» WORK INSTRUCTIONS
Every line below that mentions the word "страны" should be copied out.

— start —

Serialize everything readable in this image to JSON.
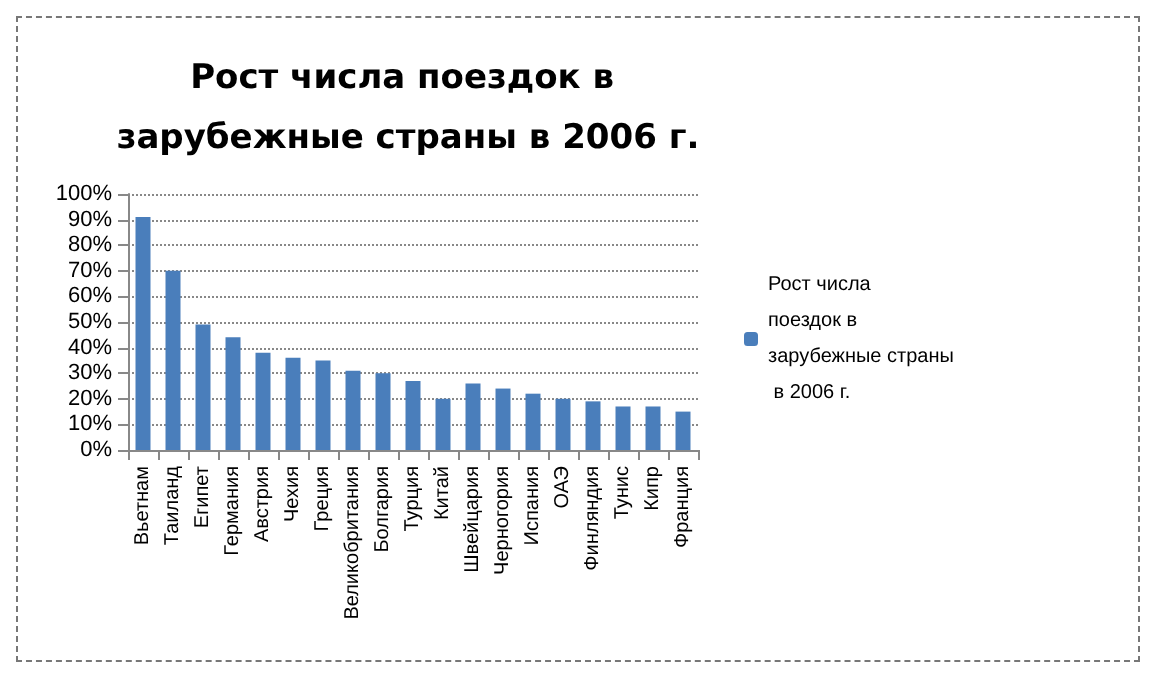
{
  "chart_data": {
    "type": "bar",
    "title": "Рост числа поездок в зарубежные страны в 2006 г.",
    "categories": [
      "Вьетнам",
      "Таиланд",
      "Египет",
      "Германия",
      "Австрия",
      "Чехия",
      "Греция",
      "Великобритания",
      "Болгария",
      "Турция",
      "Китай",
      "Швейцария",
      "Черногория",
      "Испания",
      "ОАЭ",
      "Финляндия",
      "Тунис",
      "Кипр",
      "Франция"
    ],
    "series": [
      {
        "name": "Рост числа поездок в зарубежные страны в 2006 г.",
        "color": "#4a7ebb",
        "values": [
          91,
          70,
          49,
          44,
          38,
          36,
          35,
          31,
          30,
          27,
          20,
          26,
          24,
          22,
          20,
          19,
          17,
          17,
          15
        ]
      }
    ],
    "ylim": [
      0,
      100
    ],
    "yticks": [
      {
        "value": 0,
        "label": "0%"
      },
      {
        "value": 10,
        "label": "10%"
      },
      {
        "value": 20,
        "label": "20%"
      },
      {
        "value": 30,
        "label": "30%"
      },
      {
        "value": 40,
        "label": "40%"
      },
      {
        "value": 50,
        "label": "50%"
      },
      {
        "value": 60,
        "label": "60%"
      },
      {
        "value": 70,
        "label": "70%"
      },
      {
        "value": 80,
        "label": "80%"
      },
      {
        "value": 90,
        "label": "90%"
      },
      {
        "value": 100,
        "label": "100%"
      }
    ],
    "grid": "y",
    "legend": "right"
  }
}
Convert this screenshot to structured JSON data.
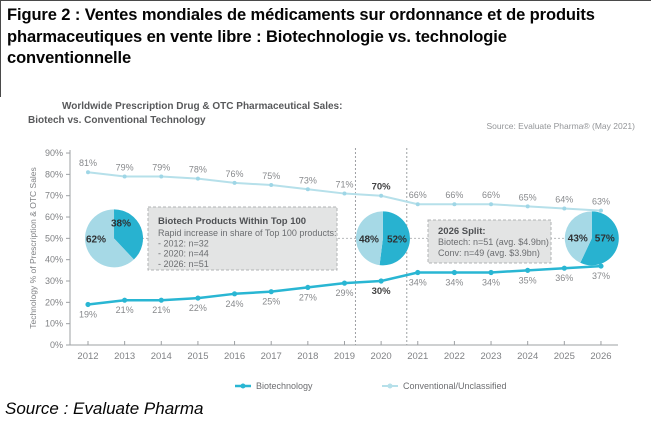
{
  "page": {
    "figure_title_lines": [
      "Figure 2 : Ventes mondiales de médicaments sur ordonnance et de produits",
      "pharmaceutiques en vente libre : Biotechnologie vs. technologie",
      "conventionnelle"
    ],
    "bottom_source": "Source : Evaluate Pharma"
  },
  "chart_data": {
    "type": "line",
    "title_line1": "Worldwide Prescription Drug & OTC Pharmaceutical Sales:",
    "title_line2": "Biotech vs. Conventional Technology",
    "source_note": "Source: Evaluate Pharma® (May 2021)",
    "x": [
      2012,
      2013,
      2014,
      2015,
      2016,
      2017,
      2018,
      2019,
      2020,
      2021,
      2022,
      2023,
      2024,
      2025,
      2026
    ],
    "series": [
      {
        "name": "Biotechnology",
        "color": "#29b6d3",
        "marker": "#29b6d3",
        "values": [
          19,
          21,
          21,
          22,
          24,
          25,
          27,
          29,
          30,
          34,
          34,
          34,
          35,
          36,
          37
        ]
      },
      {
        "name": "Conventional/Unclassified",
        "color": "#b6e0ea",
        "marker": "#9fd6e6",
        "values": [
          81,
          79,
          79,
          78,
          76,
          75,
          73,
          71,
          70,
          66,
          66,
          66,
          65,
          64,
          63
        ]
      }
    ],
    "ylabel": "Technology % of Prescription & OTC Sales",
    "ylim": [
      0,
      90
    ],
    "ytick_step": 10,
    "grid": false,
    "legend_position": "bottom",
    "bold_x": 2020,
    "forecast_divider_x": [
      2019.3,
      2020.7
    ],
    "pies": [
      {
        "light_label": "62%",
        "dark_label": "38%",
        "light_pct": 62,
        "dark_pct": 38,
        "center_x_year": 2012.71,
        "center_y_pct": 50,
        "radius": 29
      },
      {
        "light_label": "48%",
        "dark_label": "52%",
        "light_pct": 48,
        "dark_pct": 52,
        "center_x_year": 2020.05,
        "center_y_pct": 50,
        "radius": 27
      },
      {
        "light_label": "43%",
        "dark_label": "57%",
        "light_pct": 43,
        "dark_pct": 57,
        "center_x_year": 2025.75,
        "center_y_pct": 50,
        "radius": 27
      }
    ],
    "annotations": [
      {
        "title": "Biotech Products Within Top 100",
        "lines": [
          "Rapid increase in share of Top 100 products:",
          "- 2012: n=32",
          "- 2020: n=44",
          "- 2026: n=51"
        ]
      },
      {
        "title": "2026 Split:",
        "lines": [
          "Biotech: n=51 (avg. $4.9bn)",
          "Conv: n=49 (avg. $3.9bn)"
        ]
      }
    ],
    "colors": {
      "biotech": "#29b6d3",
      "conventional": "#b6e0ea",
      "pie_dark": "#28b2d0",
      "pie_light": "#a6d9e6",
      "axis": "#9da0a3",
      "divider": "#9da0a3",
      "connector": "#b7b9bb",
      "box_fill": "#e3e4e4",
      "box_border": "#b1b3b5"
    }
  }
}
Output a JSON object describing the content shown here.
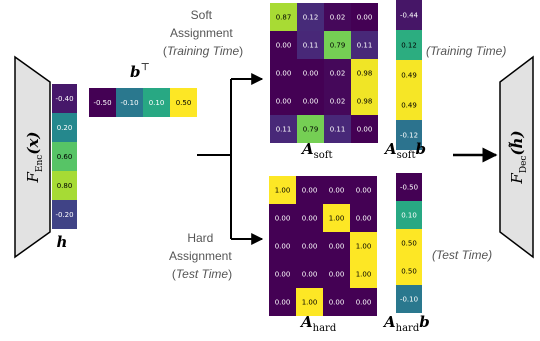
{
  "soft_label": {
    "line1": "Soft",
    "line2": "Assignment",
    "paren_open": "(",
    "time_label": "Training Time",
    "paren_close": ")"
  },
  "hard_label": {
    "line1": "Hard",
    "line2": "Assignment",
    "paren_open": "(",
    "time_label": "Test Time",
    "paren_close": ")"
  },
  "right_labels": {
    "training": "(Training Time)",
    "test": "(Test Time)"
  },
  "encoder": {
    "script": "F",
    "sub": "Enc",
    "arg": "(x)"
  },
  "decoder": {
    "script": "F",
    "sub": "Dec",
    "arg": "(h̃)"
  },
  "symbols": {
    "h": "h",
    "b_base": "b",
    "b_sup": "⊤",
    "A_soft_base": "A",
    "A_soft_sub": "soft",
    "A_soft_b_base": "A",
    "A_soft_b_sub": "soft",
    "A_soft_b_tail": "b",
    "A_hard_base": "A",
    "A_hard_sub": "hard",
    "A_hard_b_base": "A",
    "A_hard_b_sub": "hard",
    "A_hard_b_tail": "b"
  },
  "h_vector": [
    "-0.40",
    "0.20",
    "0.60",
    "0.80",
    "-0.20"
  ],
  "b_vector": [
    "-0.50",
    "-0.10",
    "0.10",
    "0.50"
  ],
  "A_soft": [
    [
      "0.87",
      "0.12",
      "0.02",
      "0.00"
    ],
    [
      "0.00",
      "0.11",
      "0.79",
      "0.11"
    ],
    [
      "0.00",
      "0.00",
      "0.02",
      "0.98"
    ],
    [
      "0.00",
      "0.00",
      "0.02",
      "0.98"
    ],
    [
      "0.11",
      "0.79",
      "0.11",
      "0.00"
    ]
  ],
  "A_soft_b": [
    "-0.44",
    "0.12",
    "0.49",
    "0.49",
    "-0.12"
  ],
  "A_hard": [
    [
      "1.00",
      "0.00",
      "0.00",
      "0.00"
    ],
    [
      "0.00",
      "0.00",
      "1.00",
      "0.00"
    ],
    [
      "0.00",
      "0.00",
      "0.00",
      "1.00"
    ],
    [
      "0.00",
      "0.00",
      "0.00",
      "1.00"
    ],
    [
      "0.00",
      "1.00",
      "0.00",
      "0.00"
    ]
  ],
  "A_hard_b": [
    "-0.50",
    "0.10",
    "0.50",
    "0.50",
    "-0.10"
  ],
  "colormap": {
    "low": "#440154",
    "mid": "#21918c",
    "high": "#fde725"
  }
}
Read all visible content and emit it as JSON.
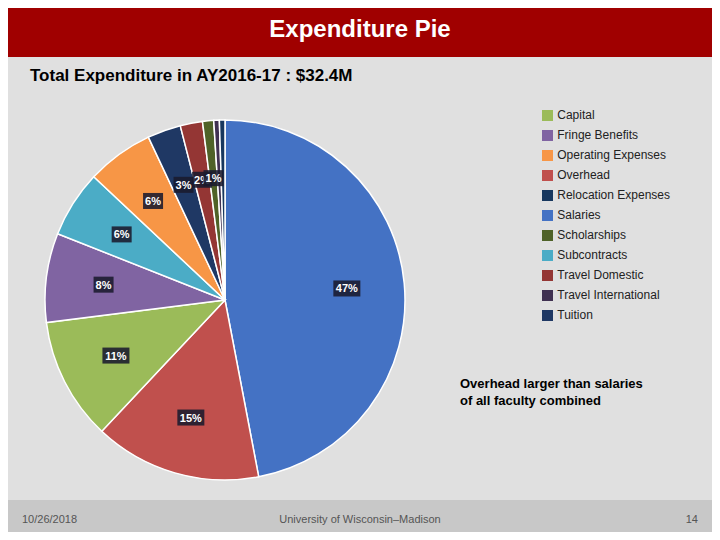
{
  "chart_data": {
    "type": "pie",
    "title": "Expenditure Pie",
    "subtitle": "Total Expenditure in AY2016-17 : $32.4M",
    "annotation": "Overhead larger than salaries\nof all faculty combined",
    "footer": [
      "10/26/2018",
      "University of Wisconsin–Madison",
      "14"
    ],
    "categories": [
      "Salaries",
      "Overhead",
      "Capital",
      "Fringe Benefits",
      "Subcontracts",
      "Operating Expenses",
      "Tuition",
      "Travel Domestic",
      "Scholarships",
      "Travel International",
      "Relocation Expenses"
    ],
    "values": [
      47,
      15,
      11,
      8,
      6,
      6,
      3,
      2,
      1,
      0.5,
      0.5
    ],
    "value_labels": [
      "47%",
      "15%",
      "11%",
      "8%",
      "6%",
      "6%",
      "3%",
      "2%",
      "1%",
      null,
      null
    ],
    "colors": [
      "#4472C4",
      "#C0504D",
      "#9BBB59",
      "#8064A2",
      "#4BACC6",
      "#F79646",
      "#1F3864",
      "#943634",
      "#4F6228",
      "#403151",
      "#17375E"
    ],
    "data_labels": true,
    "legend": "right"
  }
}
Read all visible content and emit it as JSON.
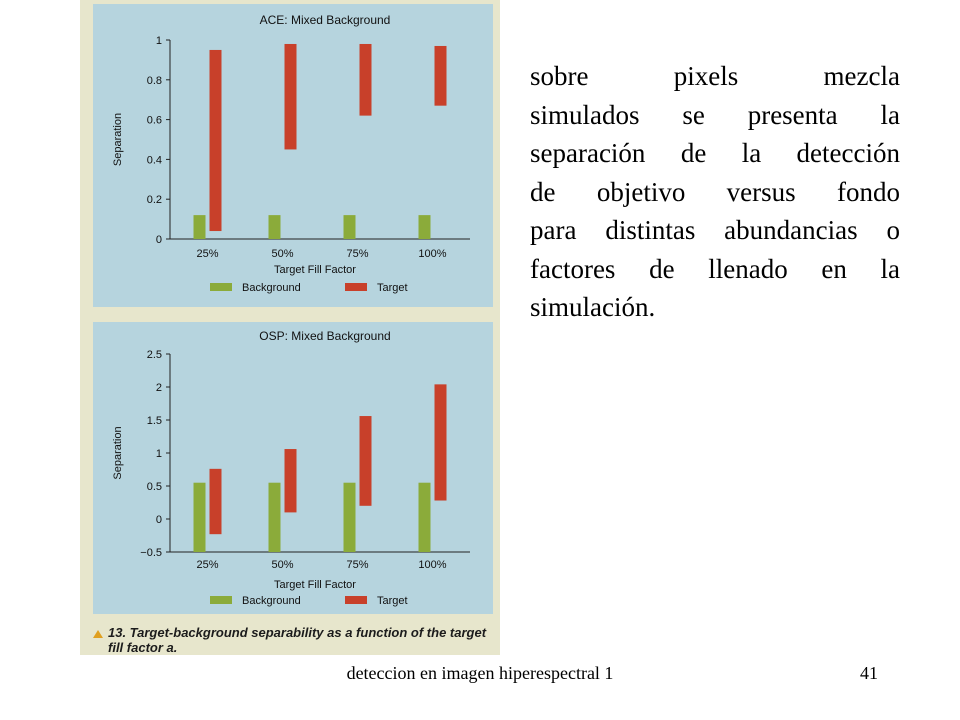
{
  "chart_data": [
    {
      "type": "bar",
      "title": "ACE: Mixed Background",
      "xlabel": "Target Fill Factor",
      "ylabel": "Separation",
      "categories": [
        "25%",
        "50%",
        "75%",
        "100%"
      ],
      "ylim": [
        0,
        1
      ],
      "yticks": [
        0,
        0.2,
        0.4,
        0.6,
        0.8,
        1
      ],
      "ytick_labels": [
        "0",
        "0.2",
        "0.4",
        "0.6",
        "0.8",
        "1"
      ],
      "grid": false,
      "legend_position": "bottom",
      "series": [
        {
          "name": "Background",
          "color": "#8bab3a",
          "low": [
            0,
            0,
            0,
            0
          ],
          "high": [
            0.12,
            0.12,
            0.12,
            0.12
          ]
        },
        {
          "name": "Target",
          "color": "#c8402a",
          "low": [
            0.04,
            0.45,
            0.62,
            0.67
          ],
          "high": [
            0.95,
            0.98,
            0.98,
            0.97
          ]
        }
      ]
    },
    {
      "type": "bar",
      "title": "OSP: Mixed Background",
      "xlabel": "Target Fill Factor",
      "ylabel": "Separation",
      "categories": [
        "25%",
        "50%",
        "75%",
        "100%"
      ],
      "ylim": [
        -0.5,
        2.5
      ],
      "yticks": [
        -0.5,
        0,
        0.5,
        1,
        1.5,
        2,
        2.5
      ],
      "ytick_labels": [
        "−0.5",
        "0",
        "0.5",
        "1",
        "1.5",
        "2",
        "2.5"
      ],
      "grid": false,
      "legend_position": "bottom",
      "series": [
        {
          "name": "Background",
          "color": "#8bab3a",
          "low": [
            -0.5,
            -0.5,
            -0.5,
            -0.5
          ],
          "high": [
            0.55,
            0.55,
            0.55,
            0.55
          ]
        },
        {
          "name": "Target",
          "color": "#c8402a",
          "low": [
            -0.23,
            0.1,
            0.2,
            0.28
          ],
          "high": [
            0.76,
            1.06,
            1.56,
            2.04
          ]
        }
      ]
    }
  ],
  "caption": "13. Target-background separability as a function of the target fill factor a.",
  "side_text_lines": [
    "sobre pixels mezcla",
    "simulados se presenta la",
    "separación de la detección",
    "de objetivo versus fondo",
    "para distintas abundancias o",
    "factores de llenado en la",
    "simulación."
  ],
  "footer": {
    "title": "deteccion en imagen hiperespectral 1",
    "page_number": "41"
  },
  "colors": {
    "panel_background": "#b6d4de",
    "page_background": "#e7e6cc",
    "background_bar": "#8bab3a",
    "target_bar": "#c8402a"
  }
}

— end —

» EXERCISE SOLUTION
    "title": "Рост числа поездок в зарубежные страны в 2006 г.",
        "name": "Рост числа поездок в зарубежные страны в 2006 г.",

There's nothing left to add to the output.